> THE EXERCISE:
Transcribe all of the material exactly.

> Figure data in JSON:
......

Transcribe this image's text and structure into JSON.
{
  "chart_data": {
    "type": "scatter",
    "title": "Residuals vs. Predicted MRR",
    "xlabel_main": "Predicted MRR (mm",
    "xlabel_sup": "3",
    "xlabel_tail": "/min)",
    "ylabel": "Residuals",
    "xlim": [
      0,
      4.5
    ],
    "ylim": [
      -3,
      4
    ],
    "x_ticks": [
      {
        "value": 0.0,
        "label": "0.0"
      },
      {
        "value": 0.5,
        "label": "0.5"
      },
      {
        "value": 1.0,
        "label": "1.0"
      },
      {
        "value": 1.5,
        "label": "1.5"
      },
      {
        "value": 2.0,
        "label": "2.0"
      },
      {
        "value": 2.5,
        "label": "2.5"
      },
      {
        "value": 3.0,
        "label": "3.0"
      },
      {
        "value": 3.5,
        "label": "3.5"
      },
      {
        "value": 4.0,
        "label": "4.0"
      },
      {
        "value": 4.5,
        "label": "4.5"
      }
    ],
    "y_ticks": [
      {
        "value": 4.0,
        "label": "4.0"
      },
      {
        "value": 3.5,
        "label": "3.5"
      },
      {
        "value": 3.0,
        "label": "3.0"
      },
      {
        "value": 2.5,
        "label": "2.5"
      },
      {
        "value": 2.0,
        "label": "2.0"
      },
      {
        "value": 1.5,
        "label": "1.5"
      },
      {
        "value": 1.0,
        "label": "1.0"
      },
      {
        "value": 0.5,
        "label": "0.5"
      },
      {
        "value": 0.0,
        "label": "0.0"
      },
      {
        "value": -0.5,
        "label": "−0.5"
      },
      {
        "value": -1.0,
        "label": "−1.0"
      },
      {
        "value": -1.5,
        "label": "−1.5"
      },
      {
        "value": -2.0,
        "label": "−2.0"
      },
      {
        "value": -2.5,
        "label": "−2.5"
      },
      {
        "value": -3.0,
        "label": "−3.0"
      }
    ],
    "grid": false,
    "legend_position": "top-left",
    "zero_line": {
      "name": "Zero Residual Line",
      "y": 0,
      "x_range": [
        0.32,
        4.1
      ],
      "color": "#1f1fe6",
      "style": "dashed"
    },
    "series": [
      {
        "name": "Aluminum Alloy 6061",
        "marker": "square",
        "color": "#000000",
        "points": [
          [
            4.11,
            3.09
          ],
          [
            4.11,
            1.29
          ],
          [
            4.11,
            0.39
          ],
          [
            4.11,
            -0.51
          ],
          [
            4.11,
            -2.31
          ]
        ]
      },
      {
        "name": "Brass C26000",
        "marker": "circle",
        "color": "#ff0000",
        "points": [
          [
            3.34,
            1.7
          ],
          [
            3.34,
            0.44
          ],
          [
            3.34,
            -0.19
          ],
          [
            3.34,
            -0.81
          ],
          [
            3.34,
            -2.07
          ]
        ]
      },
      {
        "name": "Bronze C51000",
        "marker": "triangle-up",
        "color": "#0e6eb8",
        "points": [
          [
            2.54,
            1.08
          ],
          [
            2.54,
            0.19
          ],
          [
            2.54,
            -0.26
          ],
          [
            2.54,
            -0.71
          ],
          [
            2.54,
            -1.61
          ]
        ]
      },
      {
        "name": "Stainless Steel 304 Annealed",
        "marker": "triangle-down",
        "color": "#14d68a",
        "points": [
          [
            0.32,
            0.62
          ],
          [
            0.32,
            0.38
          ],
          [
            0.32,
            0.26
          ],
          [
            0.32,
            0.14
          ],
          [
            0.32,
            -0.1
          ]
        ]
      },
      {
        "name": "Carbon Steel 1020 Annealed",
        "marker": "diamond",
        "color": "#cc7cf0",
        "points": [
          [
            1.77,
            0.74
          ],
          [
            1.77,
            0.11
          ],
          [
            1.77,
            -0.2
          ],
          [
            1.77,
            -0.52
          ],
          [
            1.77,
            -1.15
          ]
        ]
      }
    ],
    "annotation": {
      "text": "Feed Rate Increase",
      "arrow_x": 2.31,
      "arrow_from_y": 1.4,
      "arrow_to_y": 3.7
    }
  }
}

......

> OUTPUT:
Transcribe this image's text and structure into JSON.
{
  "chart_data": {
    "type": "scatter",
    "title": "Residuals vs. Predicted MRR",
    "xlabel_main": "Predicted MRR (mm",
    "xlabel_sup": "3",
    "xlabel_tail": "/min)",
    "ylabel": "Residuals",
    "xlim": [
      0,
      4.5
    ],
    "ylim": [
      -3,
      4
    ],
    "x_ticks": [
      {
        "value": 0.0,
        "label": "0.0"
      },
      {
        "value": 0.5,
        "label": "0.5"
      },
      {
        "value": 1.0,
        "label": "1.0"
      },
      {
        "value": 1.5,
        "label": "1.5"
      },
      {
        "value": 2.0,
        "label": "2.0"
      },
      {
        "value": 2.5,
        "label": "2.5"
      },
      {
        "value": 3.0,
        "label": "3.0"
      },
      {
        "value": 3.5,
        "label": "3.5"
      },
      {
        "value": 4.0,
        "label": "4.0"
      },
      {
        "value": 4.5,
        "label": "4.5"
      }
    ],
    "y_ticks": [
      {
        "value": 4.0,
        "label": "4.0"
      },
      {
        "value": 3.5,
        "label": "3.5"
      },
      {
        "value": 3.0,
        "label": "3.0"
      },
      {
        "value": 2.5,
        "label": "2.5"
      },
      {
        "value": 2.0,
        "label": "2.0"
      },
      {
        "value": 1.5,
        "label": "1.5"
      },
      {
        "value": 1.0,
        "label": "1.0"
      },
      {
        "value": 0.5,
        "label": "0.5"
      },
      {
        "value": 0.0,
        "label": "0.0"
      },
      {
        "value": -0.5,
        "label": "−0.5"
      },
      {
        "value": -1.0,
        "label": "−1.0"
      },
      {
        "value": -1.5,
        "label": "−1.5"
      },
      {
        "value": -2.0,
        "label": "−2.0"
      },
      {
        "value": -2.5,
        "label": "−2.5"
      },
      {
        "value": -3.0,
        "label": "−3.0"
      }
    ],
    "grid": false,
    "legend_position": "top-left",
    "zero_line": {
      "name": "Zero Residual Line",
      "y": 0,
      "x_range": [
        0.32,
        4.1
      ],
      "color": "#1f1fe6",
      "style": "dashed"
    },
    "series": [
      {
        "name": "Aluminum Alloy 6061",
        "marker": "square",
        "color": "#000000",
        "points": [
          [
            4.11,
            3.09
          ],
          [
            4.11,
            1.29
          ],
          [
            4.11,
            0.39
          ],
          [
            4.11,
            -0.51
          ],
          [
            4.11,
            -2.31
          ]
        ]
      },
      {
        "name": "Brass C26000",
        "marker": "circle",
        "color": "#ff0000",
        "points": [
          [
            3.34,
            1.7
          ],
          [
            3.34,
            0.44
          ],
          [
            3.34,
            -0.19
          ],
          [
            3.34,
            -0.81
          ],
          [
            3.34,
            -2.07
          ]
        ]
      },
      {
        "name": "Bronze C51000",
        "marker": "triangle-up",
        "color": "#0e6eb8",
        "points": [
          [
            2.54,
            1.08
          ],
          [
            2.54,
            0.19
          ],
          [
            2.54,
            -0.26
          ],
          [
            2.54,
            -0.71
          ],
          [
            2.54,
            -1.61
          ]
        ]
      },
      {
        "name": "Stainless Steel 304 Annealed",
        "marker": "triangle-down",
        "color": "#14d68a",
        "points": [
          [
            0.32,
            0.62
          ],
          [
            0.32,
            0.38
          ],
          [
            0.32,
            0.26
          ],
          [
            0.32,
            0.14
          ],
          [
            0.32,
            -0.1
          ]
        ]
      },
      {
        "name": "Carbon Steel 1020 Annealed",
        "marker": "diamond",
        "color": "#cc7cf0",
        "points": [
          [
            1.77,
            0.74
          ],
          [
            1.77,
            0.11
          ],
          [
            1.77,
            -0.2
          ],
          [
            1.77,
            -0.52
          ],
          [
            1.77,
            -1.15
          ]
        ]
      }
    ],
    "annotation": {
      "text": "Feed Rate Increase",
      "arrow_x": 2.31,
      "arrow_from_y": 1.4,
      "arrow_to_y": 3.7
    }
  }
}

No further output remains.